[start The records]

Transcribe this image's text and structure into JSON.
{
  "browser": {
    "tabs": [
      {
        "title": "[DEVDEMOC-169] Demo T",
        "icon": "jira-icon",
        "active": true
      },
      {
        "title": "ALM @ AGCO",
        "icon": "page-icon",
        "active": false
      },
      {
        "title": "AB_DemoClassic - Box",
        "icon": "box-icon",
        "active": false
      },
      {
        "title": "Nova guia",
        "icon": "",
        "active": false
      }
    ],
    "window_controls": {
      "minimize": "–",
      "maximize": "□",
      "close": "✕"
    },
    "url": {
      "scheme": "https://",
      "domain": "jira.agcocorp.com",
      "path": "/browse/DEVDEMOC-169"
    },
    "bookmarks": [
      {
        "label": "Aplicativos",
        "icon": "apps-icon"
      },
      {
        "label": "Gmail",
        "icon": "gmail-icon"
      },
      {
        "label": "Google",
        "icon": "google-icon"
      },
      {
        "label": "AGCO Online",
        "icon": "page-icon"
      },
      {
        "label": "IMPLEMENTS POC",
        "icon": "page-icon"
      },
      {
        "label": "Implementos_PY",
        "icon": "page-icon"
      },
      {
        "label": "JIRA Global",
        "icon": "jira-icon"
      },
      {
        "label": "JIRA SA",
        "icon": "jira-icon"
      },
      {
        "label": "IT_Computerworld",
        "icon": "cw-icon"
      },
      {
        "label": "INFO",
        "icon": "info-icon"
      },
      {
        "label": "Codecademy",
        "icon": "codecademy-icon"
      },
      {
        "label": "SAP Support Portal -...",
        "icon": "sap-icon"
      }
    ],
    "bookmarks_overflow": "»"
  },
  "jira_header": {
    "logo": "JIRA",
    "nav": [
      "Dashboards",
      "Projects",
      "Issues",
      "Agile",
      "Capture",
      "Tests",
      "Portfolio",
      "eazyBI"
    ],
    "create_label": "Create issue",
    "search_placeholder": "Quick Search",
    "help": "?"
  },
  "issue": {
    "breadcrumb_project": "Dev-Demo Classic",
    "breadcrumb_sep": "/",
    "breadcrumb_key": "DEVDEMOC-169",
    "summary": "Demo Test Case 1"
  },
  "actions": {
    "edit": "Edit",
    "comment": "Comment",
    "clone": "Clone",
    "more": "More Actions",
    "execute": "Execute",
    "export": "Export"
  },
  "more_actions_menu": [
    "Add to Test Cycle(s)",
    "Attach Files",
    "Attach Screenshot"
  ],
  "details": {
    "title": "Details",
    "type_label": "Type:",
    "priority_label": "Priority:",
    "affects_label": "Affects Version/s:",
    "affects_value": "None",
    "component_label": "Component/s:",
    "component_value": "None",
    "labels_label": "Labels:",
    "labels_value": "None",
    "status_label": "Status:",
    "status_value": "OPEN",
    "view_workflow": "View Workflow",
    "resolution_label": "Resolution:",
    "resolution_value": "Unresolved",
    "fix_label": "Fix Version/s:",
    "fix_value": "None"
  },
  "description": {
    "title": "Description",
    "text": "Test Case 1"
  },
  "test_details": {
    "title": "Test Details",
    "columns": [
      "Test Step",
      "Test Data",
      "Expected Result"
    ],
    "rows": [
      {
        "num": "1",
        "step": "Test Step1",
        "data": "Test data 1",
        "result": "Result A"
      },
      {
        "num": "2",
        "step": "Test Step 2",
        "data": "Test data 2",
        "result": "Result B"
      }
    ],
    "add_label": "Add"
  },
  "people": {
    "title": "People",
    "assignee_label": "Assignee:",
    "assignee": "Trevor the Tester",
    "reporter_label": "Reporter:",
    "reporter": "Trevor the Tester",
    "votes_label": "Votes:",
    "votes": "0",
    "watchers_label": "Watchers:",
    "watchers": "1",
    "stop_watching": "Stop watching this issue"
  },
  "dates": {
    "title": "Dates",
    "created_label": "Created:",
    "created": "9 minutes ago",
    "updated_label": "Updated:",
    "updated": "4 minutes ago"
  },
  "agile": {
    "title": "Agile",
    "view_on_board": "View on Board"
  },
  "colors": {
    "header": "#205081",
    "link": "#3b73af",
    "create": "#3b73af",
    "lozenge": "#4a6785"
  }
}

[end The records]

Directive -
Reproduce all the data word for word.

Solved exercise -
Transcribe this image's text and structure into JSON.
{
  "browser": {
    "tabs": [
      {
        "title": "[DEVDEMOC-169] Demo T",
        "icon": "jira-icon",
        "active": true
      },
      {
        "title": "ALM @ AGCO",
        "icon": "page-icon",
        "active": false
      },
      {
        "title": "AB_DemoClassic - Box",
        "icon": "box-icon",
        "active": false
      },
      {
        "title": "Nova guia",
        "icon": "",
        "active": false
      }
    ],
    "window_controls": {
      "minimize": "–",
      "maximize": "□",
      "close": "✕"
    },
    "url": {
      "scheme": "https://",
      "domain": "jira.agcocorp.com",
      "path": "/browse/DEVDEMOC-169"
    },
    "bookmarks": [
      {
        "label": "Aplicativos",
        "icon": "apps-icon"
      },
      {
        "label": "Gmail",
        "icon": "gmail-icon"
      },
      {
        "label": "Google",
        "icon": "google-icon"
      },
      {
        "label": "AGCO Online",
        "icon": "page-icon"
      },
      {
        "label": "IMPLEMENTS POC",
        "icon": "page-icon"
      },
      {
        "label": "Implementos_PY",
        "icon": "page-icon"
      },
      {
        "label": "JIRA Global",
        "icon": "jira-icon"
      },
      {
        "label": "JIRA SA",
        "icon": "jira-icon"
      },
      {
        "label": "IT_Computerworld",
        "icon": "cw-icon"
      },
      {
        "label": "INFO",
        "icon": "info-icon"
      },
      {
        "label": "Codecademy",
        "icon": "codecademy-icon"
      },
      {
        "label": "SAP Support Portal -...",
        "icon": "sap-icon"
      }
    ],
    "bookmarks_overflow": "»"
  },
  "jira_header": {
    "logo": "JIRA",
    "nav": [
      "Dashboards",
      "Projects",
      "Issues",
      "Agile",
      "Capture",
      "Tests",
      "Portfolio",
      "eazyBI"
    ],
    "create_label": "Create issue",
    "search_placeholder": "Quick Search",
    "help": "?"
  },
  "issue": {
    "breadcrumb_project": "Dev-Demo Classic",
    "breadcrumb_sep": "/",
    "breadcrumb_key": "DEVDEMOC-169",
    "summary": "Demo Test Case 1"
  },
  "actions": {
    "edit": "Edit",
    "comment": "Comment",
    "clone": "Clone",
    "more": "More Actions",
    "execute": "Execute",
    "export": "Export"
  },
  "more_actions_menu": [
    "Add to Test Cycle(s)",
    "Attach Files",
    "Attach Screenshot"
  ],
  "details": {
    "title": "Details",
    "type_label": "Type:",
    "priority_label": "Priority:",
    "affects_label": "Affects Version/s:",
    "affects_value": "None",
    "component_label": "Component/s:",
    "component_value": "None",
    "labels_label": "Labels:",
    "labels_value": "None",
    "status_label": "Status:",
    "status_value": "OPEN",
    "view_workflow": "View Workflow",
    "resolution_label": "Resolution:",
    "resolution_value": "Unresolved",
    "fix_label": "Fix Version/s:",
    "fix_value": "None"
  },
  "description": {
    "title": "Description",
    "text": "Test Case 1"
  },
  "test_details": {
    "title": "Test Details",
    "columns": [
      "Test Step",
      "Test Data",
      "Expected Result"
    ],
    "rows": [
      {
        "num": "1",
        "step": "Test Step1",
        "data": "Test data 1",
        "result": "Result A"
      },
      {
        "num": "2",
        "step": "Test Step 2",
        "data": "Test data 2",
        "result": "Result B"
      }
    ],
    "add_label": "Add"
  },
  "people": {
    "title": "People",
    "assignee_label": "Assignee:",
    "assignee": "Trevor the Tester",
    "reporter_label": "Reporter:",
    "reporter": "Trevor the Tester",
    "votes_label": "Votes:",
    "votes": "0",
    "watchers_label": "Watchers:",
    "watchers": "1",
    "stop_watching": "Stop watching this issue"
  },
  "dates": {
    "title": "Dates",
    "created_label": "Created:",
    "created": "9 minutes ago",
    "updated_label": "Updated:",
    "updated": "4 minutes ago"
  },
  "agile": {
    "title": "Agile",
    "view_on_board": "View on Board"
  },
  "colors": {
    "header": "#205081",
    "link": "#3b73af",
    "create": "#3b73af",
    "lozenge": "#4a6785"
  }
}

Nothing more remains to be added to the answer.